Short exercise: Set down each line of the material that follows, exactly, with no pictures.

Data provided:
# # # # # # #

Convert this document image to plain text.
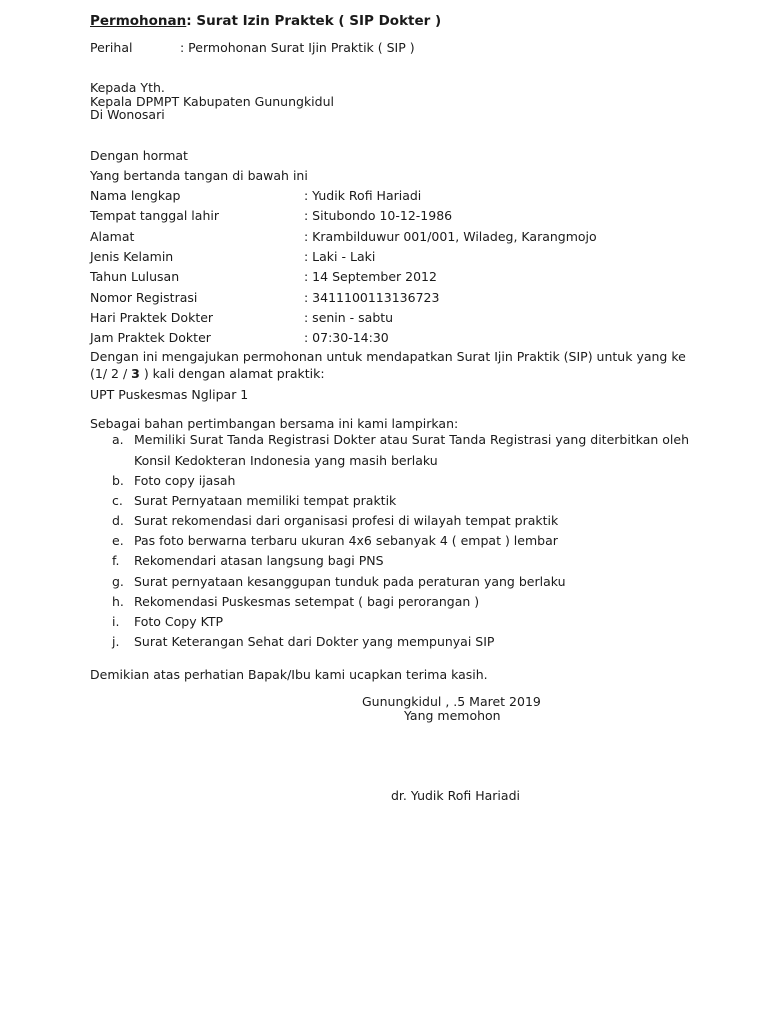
Permohonan: Surat Izin Praktek ( SIP Dokter )
Perihal	: Permohonan Surat Ijin Praktik ( SIP )
Kepada Yth.
Kepala DPMPT Kabupaten Gunungkidul
Di Wonosari
Dengan hormat
Yang bertanda tangan di bawah ini
Nama lengkap	: Yudik Rofi Hariadi
Tempat tanggal lahir	: Situbondo 10-12-1986
Alamat	: Krambilduwur 001/001, Wiladeg, Karangmojo
Jenis Kelamin	: Laki - Laki
Tahun Lulusan	: 14 September 2012
Nomor Registrasi	: 3411100113136723
Hari Praktek Dokter	: senin - sabtu
Jam Praktek Dokter	: 07:30-14:30
Dengan ini mengajukan permohonan untuk mendapatkan Surat Ijin Praktik (SIP) untuk yang ke
(1/ 2 / 3 ) kali dengan alamat praktik:
UPT Puskesmas Nglipar 1
Sebagai bahan pertimbangan bersama ini kami lampirkan:
a. Memiliki Surat Tanda Registrasi Dokter atau Surat Tanda Registrasi yang diterbitkan oleh
Konsil Kedokteran Indonesia yang masih berlaku
b. Foto copy ijasah
c. Surat Pernyataan memiliki tempat praktik
d. Surat rekomendasi dari organisasi profesi di wilayah tempat praktik
e. Pas foto berwarna terbaru ukuran 4x6 sebanyak 4 ( empat ) lembar
f. Rekomendari atasan langsung bagi PNS
g. Surat pernyataan kesanggupan tunduk pada peraturan yang berlaku
h. Rekomendasi Puskesmas setempat ( bagi perorangan )
i. Foto Copy KTP
j. Surat Keterangan Sehat dari Dokter yang mempunyai SIP
Demikian atas perhatian Bapak/Ibu kami ucapkan terima kasih.
Gunungkidul , .5 Maret 2019
Yang memohon
dr. Yudik Rofi Hariadi
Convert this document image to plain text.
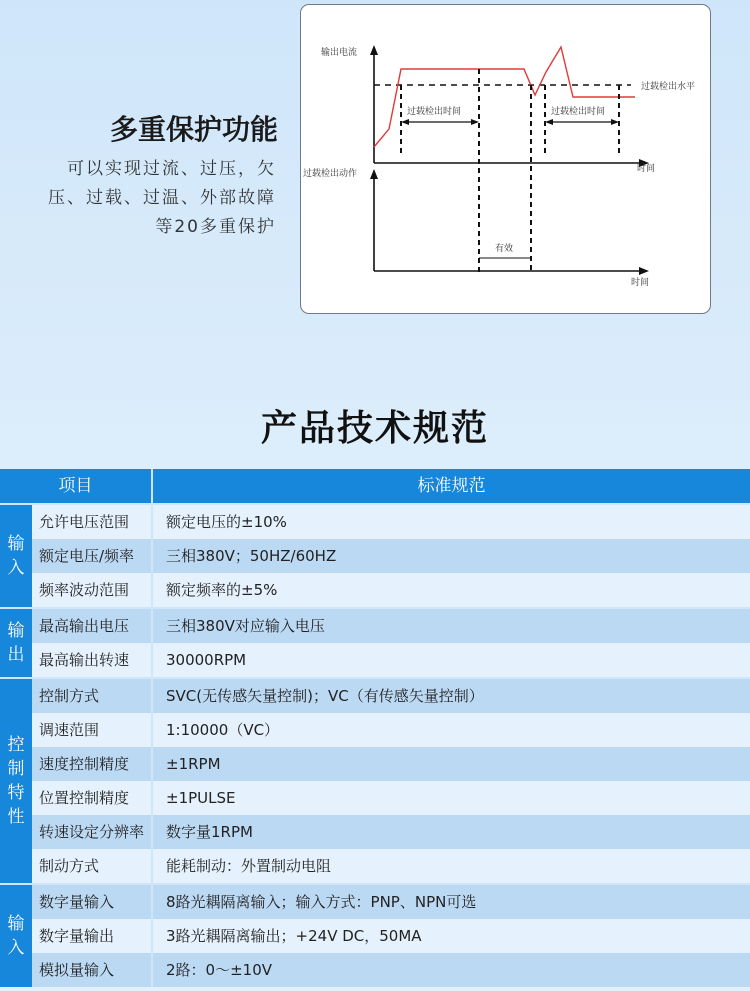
多重保护功能
可以实现过流、过压，欠
压、过载、过温、外部故障
等20多重保护
输出电流
过载检出水平
过载检出时间	过载检出时间
时间
过载检出动作
有效
时间
产品技术规范
项目	标准规范
输入
允许电压范围	额定电压的±10%
额定电压/频率	三相380V；50HZ/60HZ
频率波动范围	额定频率的±5%
输出
最高输出电压	三相380V对应输入电压
最高输出转速	30000RPM
控制特性
控制方式	SVC(无传感矢量控制)；VC（有传感矢量控制）
调速范围	1:10000（VC）
速度控制精度	±1RPM
位置控制精度	±1PULSE
转速设定分辨率	数字量1RPM
制动方式	能耗制动：外置制动电阻
输入
数字量输入	8路光耦隔离输入；输入方式：PNP、NPN可选
数字量输出	3路光耦隔离输出；+24V DC，50MA
模拟量输入	2路：0～±10V
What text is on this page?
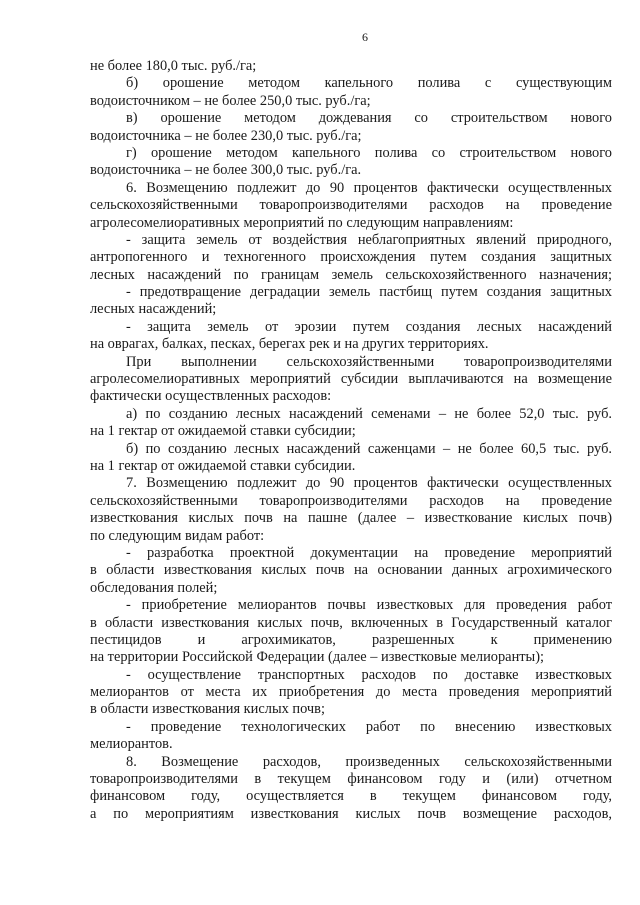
6
не более 180,0 тыс. руб./га;
б) орошение методом капельного полива с существующим
водоисточником – не более 250,0 тыс. руб./га;
в) орошение методом дождевания со строительством нового
водоисточника – не более 230,0 тыс. руб./га;
г) орошение методом капельного полива со строительством нового
водоисточника – не более 300,0 тыс. руб./га.
6. Возмещению подлежит до 90 процентов фактически осуществленных
сельскохозяйственными товаропроизводителями расходов на проведение
агролесомелиоративных мероприятий по следующим направлениям:
- защита земель от воздействия неблагоприятных явлений природного,
антропогенного и техногенного происхождения путем создания защитных
лесных насаждений по границам земель сельскохозяйственного назначения;
- предотвращение деградации земель пастбищ путем создания защитных
лесных насаждений;
- защита земель от эрозии путем создания лесных насаждений
на оврагах, балках, песках, берегах рек и на других территориях.
При выполнении сельскохозяйственными товаропроизводителями
агролесомелиоративных мероприятий субсидии выплачиваются на возмещение
фактически осуществленных расходов:
а) по созданию лесных насаждений семенами – не более 52,0 тыс. руб.
на 1 гектар от ожидаемой ставки субсидии;
б) по созданию лесных насаждений саженцами – не более 60,5 тыс. руб.
на 1 гектар от ожидаемой ставки субсидии.
7. Возмещению подлежит до 90 процентов фактически осуществленных
сельскохозяйственными товаропроизводителями расходов на проведение
известкования кислых почв на пашне (далее – известкование кислых почв)
по следующим видам работ:
- разработка проектной документации на проведение мероприятий
в области известкования кислых почв на основании данных агрохимического
обследования полей;
- приобретение мелиорантов почвы известковых для проведения работ
в области известкования кислых почв, включенных в Государственный каталог
пестицидов и агрохимикатов, разрешенных к применению
на территории Российской Федерации (далее – известковые мелиоранты);
- осуществление транспортных расходов по доставке известковых
мелиорантов от места их приобретения до места проведения мероприятий
в области известкования кислых почв;
- проведение технологических работ по внесению известковых
мелиорантов.
8. Возмещение расходов, произведенных сельскохозяйственными
товаропроизводителями в текущем финансовом году и (или) отчетном
финансовом году, осуществляется в текущем финансовом году,
а по мероприятиям известкования кислых почв возмещение расходов,
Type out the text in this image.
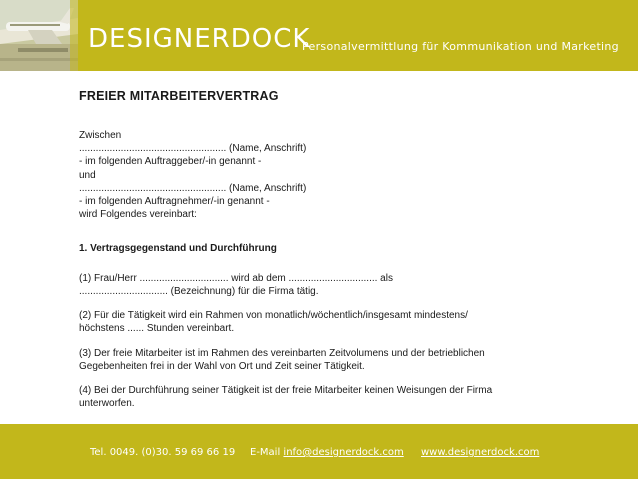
DESIGNERDOCK
Personalvermittlung für Kommunikation und Marketing
FREIER MITARBEITERVERTRAG
Zwischen
..................................................... (Name, Anschrift)
- im folgenden Auftraggeber/-in genannt -
und
..................................................... (Name, Anschrift)
- im folgenden Auftragnehmer/-in genannt -
wird Folgendes vereinbart:
1. Vertragsgegenstand und Durchführung
(1) Frau/Herr ................................ wird ab dem ................................ als
................................ (Bezeichnung) für die Firma tätig.
(2) Für die Tätigkeit wird ein Rahmen von monatlich/wöchentlich/insgesamt mindestens/
höchstens ...... Stunden vereinbart.
(3) Der freie Mitarbeiter ist im Rahmen des vereinbarten Zeitvolumens und der betrieblichen
Gegebenheiten frei in der Wahl von Ort und Zeit seiner Tätigkeit.
(4) Bei der Durchführung seiner Tätigkeit ist der freie Mitarbeiter keinen Weisungen der Firma
unterworfen.
Tel. 0049. (0)30. 59 69 66 19 E-Mail info@designerdock.com www.designerdock.com
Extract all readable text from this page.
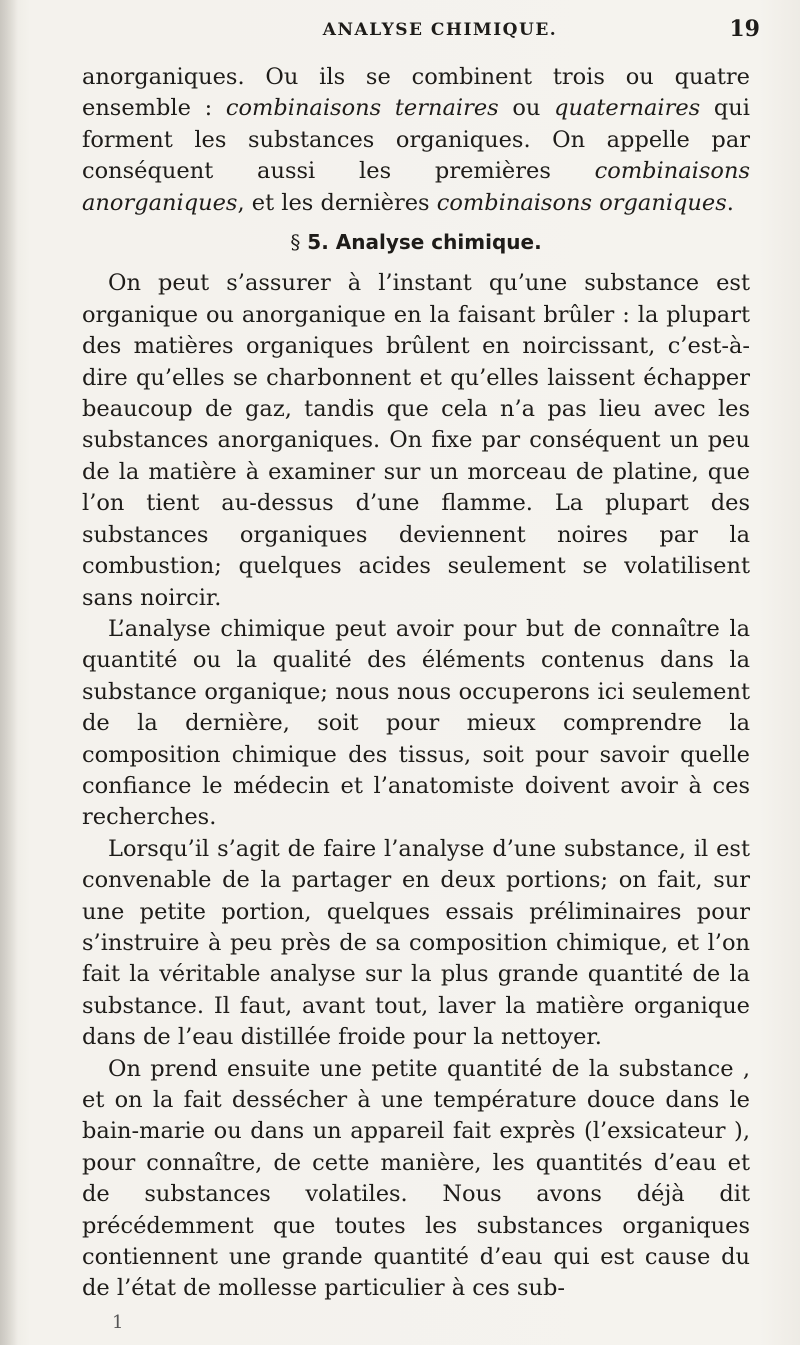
ANALYSE CHIMIQUE.	19

anorganiques. Ou ils se combinent trois ou quatre ensemble : combinaisons ternaires ou quaternaires qui forment les substances organiques. On appelle par conséquent aussi les premières combinaisons anorganiques, et les dernières combinaisons organiques.

§ 5. Analyse chimique.

On peut s’assurer à l’instant qu’une substance est organique ou anorganique en la faisant brûler : la plupart des matières organiques brûlent en noircissant, c’est-à-dire qu’elles se charbonnent et qu’elles laissent échapper beaucoup de gaz, tandis que cela n’a pas lieu avec les substances anorganiques. On fixe par conséquent un peu de la matière à examiner sur un morceau de platine, que l’on tient au-dessus d’une flamme. La plupart des substances organiques deviennent noires par la combustion; quelques acides seulement se volatilisent sans noircir.

L’analyse chimique peut avoir pour but de connaître la quantité ou la qualité des éléments contenus dans la substance organique; nous nous occuperons ici seulement de la dernière, soit pour mieux comprendre la composition chimique des tissus, soit pour savoir quelle confiance le médecin et l’anatomiste doivent avoir à ces recherches.

Lorsqu’il s’agit de faire l’analyse d’une substance, il est convenable de la partager en deux portions; on fait, sur une petite portion, quelques essais préliminaires pour s’instruire à peu près de sa composition chimique, et l’on fait la véritable analyse sur la plus grande quantité de la substance. Il faut, avant tout, laver la matière organique dans de l’eau distillée froide pour la nettoyer.

On prend ensuite une petite quantité de la substance , et on la fait dessécher à une température douce dans le bain-marie ou dans un appareil fait exprès (l’exsicateur ), pour connaître, de cette manière, les quantités d’eau et de substances volatiles. Nous avons déjà dit précédemment que toutes les substances organiques contiennent une grande quantité d’eau qui est cause du de l’état de mollesse particulier à ces sub-

1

# # # # # # #

The completed task:
Convert this document image to plain text.
Permohonan: Surat Izin Praktek ( SIP Dokter )
Perihal	: Permohonan Surat Ijin Praktik ( SIP )
Kepada Yth.
Kepala DPMPT Kabupaten Gunungkidul
Di Wonosari
Dengan hormat
Yang bertanda tangan di bawah ini
Nama lengkap	: Yudik Rofi Hariadi
Tempat tanggal lahir	: Situbondo 10-12-1986
Alamat	: Krambilduwur 001/001, Wiladeg, Karangmojo
Jenis Kelamin	: Laki - Laki
Tahun Lulusan	: 14 September 2012
Nomor Registrasi	: 3411100113136723
Hari Praktek Dokter	: senin - sabtu
Jam Praktek Dokter	: 07:30-14:30
Dengan ini mengajukan permohonan untuk mendapatkan Surat Ijin Praktik (SIP) untuk yang ke
(1/ 2 / 3 ) kali dengan alamat praktik:
UPT Puskesmas Nglipar 1
Sebagai bahan pertimbangan bersama ini kami lampirkan:
a. Memiliki Surat Tanda Registrasi Dokter atau Surat Tanda Registrasi yang diterbitkan oleh
Konsil Kedokteran Indonesia yang masih berlaku
b. Foto copy ijasah
c. Surat Pernyataan memiliki tempat praktik
d. Surat rekomendasi dari organisasi profesi di wilayah tempat praktik
e. Pas foto berwarna terbaru ukuran 4x6 sebanyak 4 ( empat ) lembar
f. Rekomendari atasan langsung bagi PNS
g. Surat pernyataan kesanggupan tunduk pada peraturan yang berlaku
h. Rekomendasi Puskesmas setempat ( bagi perorangan )
i. Foto Copy KTP
j. Surat Keterangan Sehat dari Dokter yang mempunyai SIP
Demikian atas perhatian Bapak/Ibu kami ucapkan terima kasih.
Gunungkidul , .5 Maret 2019
Yang memohon
dr. Yudik Rofi Hariadi
Convert this document image to plain text.
多重保护功能
可以实现过流、过压，欠
压、过载、过温、外部故障
等20多重保护
输出电流
过载检出水平
过载检出时间	过载检出时间
时间
过载检出动作
有效
时间
产品技术规范
项目	标准规范
输入
允许电压范围	额定电压的±10%
额定电压/频率	三相380V；50HZ/60HZ
频率波动范围	额定频率的±5%
输出
最高输出电压	三相380V对应输入电压
最高输出转速	30000RPM
控制特性
控制方式	SVC(无传感矢量控制)；VC（有传感矢量控制）
调速范围	1:10000（VC）
速度控制精度	±1RPM
位置控制精度	±1PULSE
转速设定分辨率	数字量1RPM
制动方式	能耗制动：外置制动电阻
输入
数字量输入	8路光耦隔离输入；输入方式：PNP、NPN可选
数字量输出	3路光耦隔离输出；+24V DC，50MA
模拟量输入	2路：0～±10V
What text is on this page?
6
не более 180,0 тыс. руб./га;
б) орошение методом капельного полива с существующим
водоисточником – не более 250,0 тыс. руб./га;
в) орошение методом дождевания со строительством нового
водоисточника – не более 230,0 тыс. руб./га;
г) орошение методом капельного полива со строительством нового
водоисточника – не более 300,0 тыс. руб./га.
6. Возмещению подлежит до 90 процентов фактически осуществленных
сельскохозяйственными товаропроизводителями расходов на проведение
агролесомелиоративных мероприятий по следующим направлениям:
- защита земель от воздействия неблагоприятных явлений природного,
антропогенного и техногенного происхождения путем создания защитных
лесных насаждений по границам земель сельскохозяйственного назначения;
- предотвращение деградации земель пастбищ путем создания защитных
лесных насаждений;
- защита земель от эрозии путем создания лесных насаждений
на оврагах, балках, песках, берегах рек и на других территориях.
При выполнении сельскохозяйственными товаропроизводителями
агролесомелиоративных мероприятий субсидии выплачиваются на возмещение
фактически осуществленных расходов:
а) по созданию лесных насаждений семенами – не более 52,0 тыс. руб.
на 1 гектар от ожидаемой ставки субсидии;
б) по созданию лесных насаждений саженцами – не более 60,5 тыс. руб.
на 1 гектар от ожидаемой ставки субсидии.
7. Возмещению подлежит до 90 процентов фактически осуществленных
сельскохозяйственными товаропроизводителями расходов на проведение
известкования кислых почв на пашне (далее – известкование кислых почв)
по следующим видам работ:
- разработка проектной документации на проведение мероприятий
в области известкования кислых почв на основании данных агрохимического
обследования полей;
- приобретение мелиорантов почвы известковых для проведения работ
в области известкования кислых почв, включенных в Государственный каталог
пестицидов и агрохимикатов, разрешенных к применению
на территории Российской Федерации (далее – известковые мелиоранты);
- осуществление транспортных расходов по доставке известковых
мелиорантов от места их приобретения до места проведения мероприятий
в области известкования кислых почв;
- проведение технологических работ по внесению известковых
мелиорантов.
8. Возмещение расходов, произведенных сельскохозяйственными
товаропроизводителями в текущем финансовом году и (или) отчетном
финансовом году, осуществляется в текущем финансовом году,
а по мероприятиям известкования кислых почв возмещение расходов,
Type out the text in this image.
DESIGNERDOCK
Personalvermittlung für Kommunikation und Marketing
FREIER MITARBEITERVERTRAG
Zwischen
..................................................... (Name, Anschrift)
- im folgenden Auftraggeber/-in genannt -
und
..................................................... (Name, Anschrift)
- im folgenden Auftragnehmer/-in genannt -
wird Folgendes vereinbart:
1. Vertragsgegenstand und Durchführung
(1) Frau/Herr ................................ wird ab dem ................................ als
................................ (Bezeichnung) für die Firma tätig.
(2) Für die Tätigkeit wird ein Rahmen von monatlich/wöchentlich/insgesamt mindestens/
höchstens ...... Stunden vereinbart.
(3) Der freie Mitarbeiter ist im Rahmen des vereinbarten Zeitvolumens und der betrieblichen
Gegebenheiten frei in der Wahl von Ort und Zeit seiner Tätigkeit.
(4) Bei der Durchführung seiner Tätigkeit ist der freie Mitarbeiter keinen Weisungen der Firma
unterworfen.
Tel. 0049. (0)30. 59 69 66 19 E-Mail info@designerdock.com www.designerdock.com
Extract all readable text from this page.
ANALYSE CHIMIQUE.	19

anorganiques. Ou ils se combinent trois ou quatre ensemble : combinaisons ternaires ou quaternaires qui forment les substances organiques. On appelle par conséquent aussi les premières combinaisons anorganiques, et les dernières combinaisons organiques.

§ 5. Analyse chimique.

On peut s’assurer à l’instant qu’une substance est organique ou anorganique en la faisant brûler : la plupart des matières organiques brûlent en noircissant, c’est-à-dire qu’elles se charbonnent et qu’elles laissent échapper beaucoup de gaz, tandis que cela n’a pas lieu avec les substances anorganiques. On fixe par conséquent un peu de la matière à examiner sur un morceau de platine, que l’on tient au-dessus d’une flamme. La plupart des substances organiques deviennent noires par la combustion; quelques acides seulement se volatilisent sans noircir.

L’analyse chimique peut avoir pour but de connaître la quantité ou la qualité des éléments contenus dans la substance organique; nous nous occuperons ici seulement de la dernière, soit pour mieux comprendre la composition chimique des tissus, soit pour savoir quelle confiance le médecin et l’anatomiste doivent avoir à ces recherches.

Lorsqu’il s’agit de faire l’analyse d’une substance, il est convenable de la partager en deux portions; on fait, sur une petite portion, quelques essais préliminaires pour s’instruire à peu près de sa composition chimique, et l’on fait la véritable analyse sur la plus grande quantité de la substance. Il faut, avant tout, laver la matière organique dans de l’eau distillée froide pour la nettoyer.

On prend ensuite une petite quantité de la substance , et on la fait dessécher à une température douce dans le bain-marie ou dans un appareil fait exprès (l’exsicateur ), pour connaître, de cette manière, les quantités d’eau et de substances volatiles. Nous avons déjà dit précédemment que toutes les substances organiques contiennent une grande quantité d’eau qui est cause du de l’état de mollesse particulier à ces sub-

1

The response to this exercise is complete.